Consigne donnée 1: Pouvez-vous recopier tel quel le passage du texte sur le festival esclavage et cinéma à Toulouse, de « Festival esclavage & » à « mémoire de l’esclavage. » ?
Consigne donnée 2: Pouvez-vous redonner uniquement les lignes des enregistrements allant du début jusqu'à la ligne contenant « Identify all the » incluse, en remplaçant « print-speck » par « ink-speck » sans rien modifier d'autre ?

Texte de la page:
+ + + + +
Festival esclavage & cinéma à Toulouse :
vivre libre ou mourir
 

Dans le cadre du Temps des mémoires 2025, la Fondation pour la mémoire de l’esclavage et l’American Cosmograph s’associent pour proposer une série de films mobilisant l'histoire et la mémoire de l’esclavage.

L’imaginaire de l’esclavage a été largement façonné par Hollywood qui a contribué à mystifier le regard de spectateur. Ainsi, dans un premier temps, des films comme Jezebel de William Wyler (1938), Autant en emporte le vent de Victor Fleming (1939) ou encore L’Esclave libre de Raoul Walsh (1957) ont créé de toutes pièces un Vieux Sud idéalisé où propriétaires et esclavisés vivaient en paix dans un monde condamné à disparaître. Puis, à l’orée des années 1990, lorsqu’il s'est agi de ressusciter à nouveau le Vieux Sud, les scénaristes et réalisateurs revoient leur copie. Dans Glory d’Edward Zwick (1989) et Amistad de Steven Spielberg (1997), le bon maître s’efface au profit du sauveur blanc, personnage christique prêt à sacrifier sa vie en échange de la liberté de ses frères noirs. Enfin, depuis les années 2010, avec Django Unchained de Quentin Tarantino (2012), 12 Years a Slave de Steve McQueen (2013), The Birth of a Nation de Nate Parker (2015), il apparaîtrait qu’Hollywood peut désormais montrer de façon frontale toute la violence de l’esclavage et surtout la résistance active des esclavisés. Bien évidemment, une telle vision est fragmentaire et ne suffit pas à rendre compte de la diversité des imaginaires.
+ + + + +
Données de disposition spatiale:
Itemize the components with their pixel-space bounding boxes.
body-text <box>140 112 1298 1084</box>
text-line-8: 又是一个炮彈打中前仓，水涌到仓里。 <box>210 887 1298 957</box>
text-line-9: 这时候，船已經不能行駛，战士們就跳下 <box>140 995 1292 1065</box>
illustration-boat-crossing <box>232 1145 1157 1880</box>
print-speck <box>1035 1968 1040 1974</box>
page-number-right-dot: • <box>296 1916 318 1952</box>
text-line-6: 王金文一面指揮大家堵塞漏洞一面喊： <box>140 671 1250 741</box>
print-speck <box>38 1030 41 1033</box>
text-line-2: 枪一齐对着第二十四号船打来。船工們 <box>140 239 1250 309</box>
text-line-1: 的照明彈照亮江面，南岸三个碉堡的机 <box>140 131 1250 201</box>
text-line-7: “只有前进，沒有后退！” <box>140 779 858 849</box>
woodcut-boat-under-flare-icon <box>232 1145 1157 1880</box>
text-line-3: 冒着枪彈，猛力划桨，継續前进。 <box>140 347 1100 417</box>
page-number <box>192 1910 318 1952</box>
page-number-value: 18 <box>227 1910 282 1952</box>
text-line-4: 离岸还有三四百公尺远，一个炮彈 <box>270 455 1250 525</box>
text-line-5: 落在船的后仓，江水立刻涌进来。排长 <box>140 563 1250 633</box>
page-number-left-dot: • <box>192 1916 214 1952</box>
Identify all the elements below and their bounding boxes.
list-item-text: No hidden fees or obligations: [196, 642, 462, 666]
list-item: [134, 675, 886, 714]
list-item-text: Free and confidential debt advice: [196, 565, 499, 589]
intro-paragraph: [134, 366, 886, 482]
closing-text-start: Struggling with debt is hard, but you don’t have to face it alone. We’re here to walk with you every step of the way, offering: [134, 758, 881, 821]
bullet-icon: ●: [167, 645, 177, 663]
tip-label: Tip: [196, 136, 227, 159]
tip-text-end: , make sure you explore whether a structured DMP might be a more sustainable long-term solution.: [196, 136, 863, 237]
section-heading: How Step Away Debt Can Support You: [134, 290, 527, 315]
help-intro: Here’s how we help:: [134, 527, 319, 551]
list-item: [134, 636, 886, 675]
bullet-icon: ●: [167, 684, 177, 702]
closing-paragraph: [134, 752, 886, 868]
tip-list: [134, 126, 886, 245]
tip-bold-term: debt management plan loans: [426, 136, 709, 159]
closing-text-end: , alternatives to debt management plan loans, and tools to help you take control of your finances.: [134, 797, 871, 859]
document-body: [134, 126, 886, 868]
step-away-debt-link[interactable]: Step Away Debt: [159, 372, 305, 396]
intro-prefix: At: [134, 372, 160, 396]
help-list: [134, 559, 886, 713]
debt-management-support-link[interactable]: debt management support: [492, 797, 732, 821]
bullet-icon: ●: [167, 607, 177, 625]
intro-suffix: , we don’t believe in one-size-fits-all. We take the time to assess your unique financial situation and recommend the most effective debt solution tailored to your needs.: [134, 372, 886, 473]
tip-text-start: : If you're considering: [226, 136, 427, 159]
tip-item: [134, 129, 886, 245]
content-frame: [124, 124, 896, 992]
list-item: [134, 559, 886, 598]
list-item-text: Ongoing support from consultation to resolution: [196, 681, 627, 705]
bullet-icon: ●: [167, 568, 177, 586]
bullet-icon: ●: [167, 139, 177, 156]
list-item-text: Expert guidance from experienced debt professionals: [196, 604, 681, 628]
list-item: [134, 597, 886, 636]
+ + + + +
Réponse rédigée 1:
Festival esclavage & cinéma à Toulouse :
vivre libre ou mourir
 

Dans le cadre du Temps des mémoires 2025, la Fondation pour la mémoire de l’esclavage et l’American Cosmograph s’associent pour proposer une série de films mobilisant l'histoire et la mémoire de l’esclavage.

Réponse rédigée 2:
Itemize the components with their pixel-space bounding boxes.
body-text <box>140 112 1298 1084</box>
text-line-8: 又是一个炮彈打中前仓，水涌到仓里。 <box>210 887 1298 957</box>
text-line-9: 这时候，船已經不能行駛，战士們就跳下 <box>140 995 1292 1065</box>
illustration-boat-crossing <box>232 1145 1157 1880</box>
ink-speck <box>1035 1968 1040 1974</box>
page-number-right-dot: • <box>296 1916 318 1952</box>
text-line-6: 王金文一面指揮大家堵塞漏洞一面喊： <box>140 671 1250 741</box>
ink-speck <box>38 1030 41 1033</box>
text-line-2: 枪一齐对着第二十四号船打来。船工們 <box>140 239 1250 309</box>
text-line-1: 的照明彈照亮江面，南岸三个碉堡的机 <box>140 131 1250 201</box>
text-line-7: “只有前进，沒有后退！” <box>140 779 858 849</box>
woodcut-boat-under-flare-icon <box>232 1145 1157 1880</box>
text-line-3: 冒着枪彈，猛力划桨，継續前进。 <box>140 347 1100 417</box>
page-number <box>192 1910 318 1952</box>
page-number-value: 18 <box>227 1910 282 1952</box>
text-line-4: 离岸还有三四百公尺远，一个炮彈 <box>270 455 1250 525</box>
text-line-5: 落在船的后仓，江水立刻涌进来。排长 <box>140 563 1250 633</box>
page-number-left-dot: • <box>192 1916 214 1952</box>
Identify all the elements below and their bounding boxes.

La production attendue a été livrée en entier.